Make an exact copy of all the entries, but do not reproduce the pictures.

____ Records for the task

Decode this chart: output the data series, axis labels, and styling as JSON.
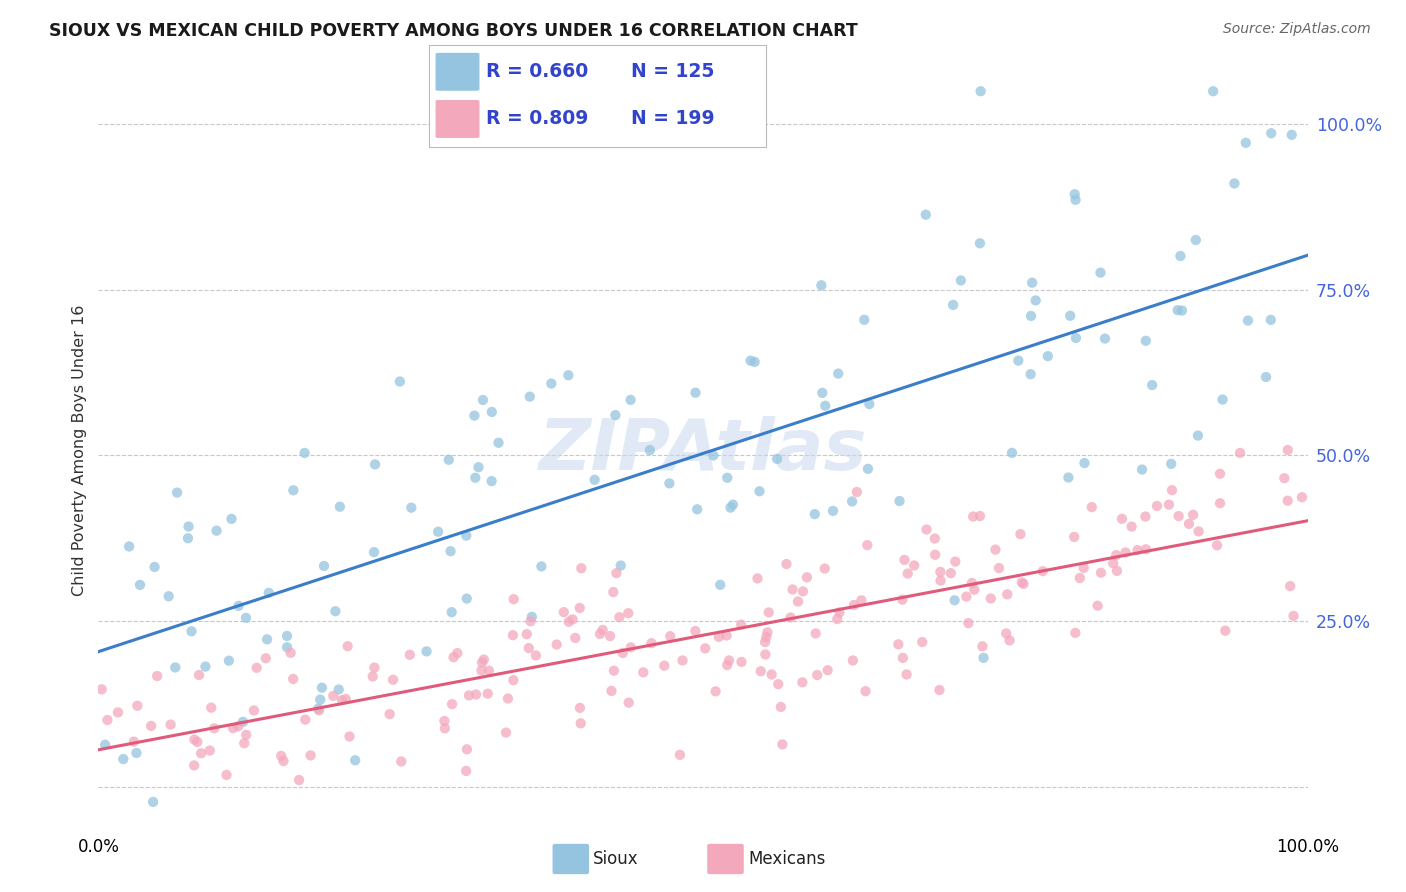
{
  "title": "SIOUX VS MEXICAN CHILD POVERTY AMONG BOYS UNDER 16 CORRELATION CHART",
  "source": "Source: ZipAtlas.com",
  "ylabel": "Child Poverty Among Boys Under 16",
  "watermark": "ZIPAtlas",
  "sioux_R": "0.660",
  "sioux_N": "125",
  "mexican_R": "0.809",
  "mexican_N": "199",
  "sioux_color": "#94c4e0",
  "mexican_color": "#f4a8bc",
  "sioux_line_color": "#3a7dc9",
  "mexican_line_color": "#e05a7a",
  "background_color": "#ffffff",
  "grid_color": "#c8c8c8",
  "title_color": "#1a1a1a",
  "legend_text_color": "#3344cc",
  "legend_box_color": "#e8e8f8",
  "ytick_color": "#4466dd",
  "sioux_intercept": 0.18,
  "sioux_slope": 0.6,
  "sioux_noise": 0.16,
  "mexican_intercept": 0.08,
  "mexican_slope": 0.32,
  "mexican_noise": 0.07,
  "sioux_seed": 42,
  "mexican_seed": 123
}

________

**Answer**
Decode this chart: output the data series, axis labels, and styling as JSON.
{
  "title": "SIOUX VS MEXICAN CHILD POVERTY AMONG BOYS UNDER 16 CORRELATION CHART",
  "source": "Source: ZipAtlas.com",
  "ylabel": "Child Poverty Among Boys Under 16",
  "watermark": "ZIPAtlas",
  "sioux_R": "0.660",
  "sioux_N": "125",
  "mexican_R": "0.809",
  "mexican_N": "199",
  "sioux_color": "#94c4e0",
  "mexican_color": "#f4a8bc",
  "sioux_line_color": "#3a7dc9",
  "mexican_line_color": "#e05a7a",
  "background_color": "#ffffff",
  "grid_color": "#c8c8c8",
  "title_color": "#1a1a1a",
  "legend_text_color": "#3344cc",
  "legend_box_color": "#e8e8f8",
  "ytick_color": "#4466dd",
  "sioux_intercept": 0.18,
  "sioux_slope": 0.6,
  "sioux_noise": 0.16,
  "mexican_intercept": 0.08,
  "mexican_slope": 0.32,
  "mexican_noise": 0.07,
  "sioux_seed": 42,
  "mexican_seed": 123
}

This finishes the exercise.